[Data records]

---

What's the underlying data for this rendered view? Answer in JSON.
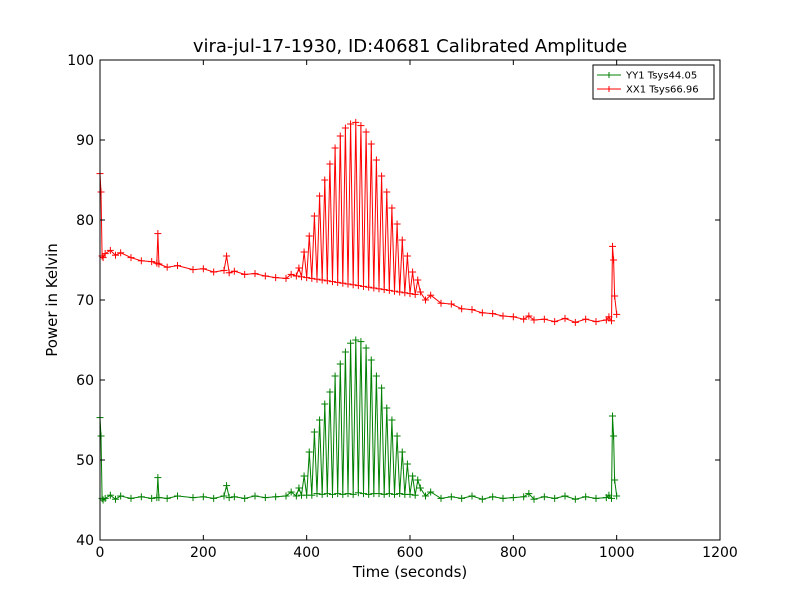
{
  "chart_data": {
    "type": "line",
    "title": "vira-jul-17-1930, ID:40681 Calibrated Amplitude",
    "xlabel": "Time (seconds)",
    "ylabel": "Power in Kelvin",
    "xlim": [
      0,
      1200
    ],
    "ylim": [
      40,
      100
    ],
    "x_ticks": [
      "0",
      "200",
      "400",
      "600",
      "800",
      "1000",
      "1200"
    ],
    "y_ticks": [
      "40",
      "50",
      "60",
      "70",
      "80",
      "90",
      "100"
    ],
    "grid": false,
    "legend_position": "top-right",
    "series": [
      {
        "name": "YY1 Tsys44.05",
        "color": "#008000",
        "marker": "+",
        "x": [
          0,
          2,
          4,
          6,
          10,
          20,
          30,
          40,
          60,
          80,
          100,
          110,
          112,
          114,
          130,
          150,
          180,
          200,
          220,
          240,
          245,
          250,
          260,
          280,
          300,
          320,
          340,
          360,
          370,
          380,
          385,
          390,
          395,
          400,
          405,
          410,
          415,
          420,
          425,
          430,
          435,
          440,
          445,
          450,
          455,
          460,
          465,
          470,
          475,
          480,
          485,
          490,
          495,
          500,
          505,
          510,
          515,
          520,
          525,
          530,
          535,
          540,
          545,
          550,
          555,
          560,
          565,
          570,
          575,
          580,
          585,
          590,
          595,
          600,
          605,
          610,
          615,
          620,
          630,
          640,
          660,
          680,
          700,
          720,
          740,
          760,
          780,
          800,
          820,
          830,
          840,
          860,
          880,
          900,
          920,
          940,
          960,
          980,
          985,
          990,
          992,
          994,
          996,
          1000
        ],
        "y": [
          55.3,
          53.0,
          45.2,
          45.0,
          45.2,
          45.6,
          45.1,
          45.5,
          45.2,
          45.4,
          45.2,
          45.3,
          47.8,
          45.3,
          45.2,
          45.5,
          45.3,
          45.4,
          45.2,
          45.5,
          46.8,
          45.3,
          45.4,
          45.2,
          45.5,
          45.3,
          45.4,
          45.5,
          46.0,
          45.5,
          46.5,
          45.6,
          48.0,
          45.6,
          51.0,
          45.6,
          53.5,
          45.8,
          55.0,
          45.7,
          57.0,
          45.8,
          58.5,
          45.7,
          60.5,
          45.8,
          62.0,
          45.7,
          63.5,
          45.8,
          64.6,
          45.7,
          65.0,
          45.9,
          64.8,
          45.8,
          64.0,
          45.7,
          62.5,
          45.8,
          60.5,
          45.8,
          59.0,
          45.7,
          56.5,
          45.8,
          55.0,
          45.7,
          53.0,
          45.8,
          51.0,
          45.7,
          49.5,
          45.7,
          48.0,
          45.6,
          47.5,
          46.5,
          45.5,
          46.0,
          45.2,
          45.4,
          45.2,
          45.5,
          45.1,
          45.4,
          45.2,
          45.3,
          45.4,
          45.8,
          45.1,
          45.4,
          45.2,
          45.5,
          45.1,
          45.4,
          45.2,
          45.3,
          45.6,
          45.2,
          55.5,
          53.0,
          47.5,
          45.5
        ]
      },
      {
        "name": "XX1 Tsys66.96",
        "color": "#ff0000",
        "marker": "+",
        "x": [
          0,
          2,
          4,
          6,
          10,
          20,
          30,
          40,
          60,
          80,
          100,
          110,
          112,
          114,
          130,
          150,
          180,
          200,
          220,
          240,
          245,
          250,
          260,
          280,
          300,
          320,
          340,
          360,
          370,
          380,
          385,
          390,
          395,
          400,
          405,
          410,
          415,
          420,
          425,
          430,
          435,
          440,
          445,
          450,
          455,
          460,
          465,
          470,
          475,
          480,
          485,
          490,
          495,
          500,
          505,
          510,
          515,
          520,
          525,
          530,
          535,
          540,
          545,
          550,
          555,
          560,
          565,
          570,
          575,
          580,
          585,
          590,
          595,
          600,
          605,
          610,
          615,
          620,
          630,
          640,
          660,
          680,
          700,
          720,
          740,
          760,
          780,
          800,
          820,
          830,
          840,
          860,
          880,
          900,
          920,
          940,
          960,
          980,
          985,
          990,
          992,
          994,
          996,
          1000
        ],
        "y": [
          85.8,
          83.5,
          75.5,
          75.3,
          75.8,
          76.2,
          75.6,
          75.9,
          75.3,
          74.9,
          74.8,
          74.6,
          78.3,
          74.5,
          74.1,
          74.3,
          73.8,
          73.9,
          73.5,
          73.7,
          75.5,
          73.4,
          73.6,
          73.2,
          73.3,
          73.0,
          72.8,
          72.7,
          73.2,
          73.0,
          74.0,
          72.9,
          76.0,
          72.8,
          78.0,
          72.7,
          80.5,
          72.6,
          83.0,
          72.5,
          85.0,
          72.4,
          87.0,
          72.3,
          89.0,
          72.2,
          90.5,
          72.1,
          91.5,
          72.0,
          92.0,
          71.9,
          92.2,
          71.8,
          91.8,
          71.7,
          91.0,
          71.6,
          89.5,
          71.5,
          87.5,
          71.4,
          85.5,
          71.3,
          83.5,
          71.2,
          81.5,
          71.1,
          79.5,
          71.0,
          77.5,
          70.9,
          75.5,
          70.8,
          73.5,
          70.7,
          72.5,
          71.0,
          70.0,
          70.6,
          69.6,
          69.5,
          68.9,
          68.8,
          68.4,
          68.3,
          68.0,
          67.9,
          67.6,
          68.0,
          67.5,
          67.6,
          67.3,
          67.7,
          67.2,
          67.6,
          67.3,
          67.5,
          67.9,
          67.4,
          76.7,
          75.0,
          70.5,
          68.2
        ]
      }
    ]
  }
}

---

§ Do this
Extract each line holding the word "name" from the records.

§ Solution for this exercise
        "name": "YY1 Tsys44.05",
        "name": "XX1 Tsys66.96",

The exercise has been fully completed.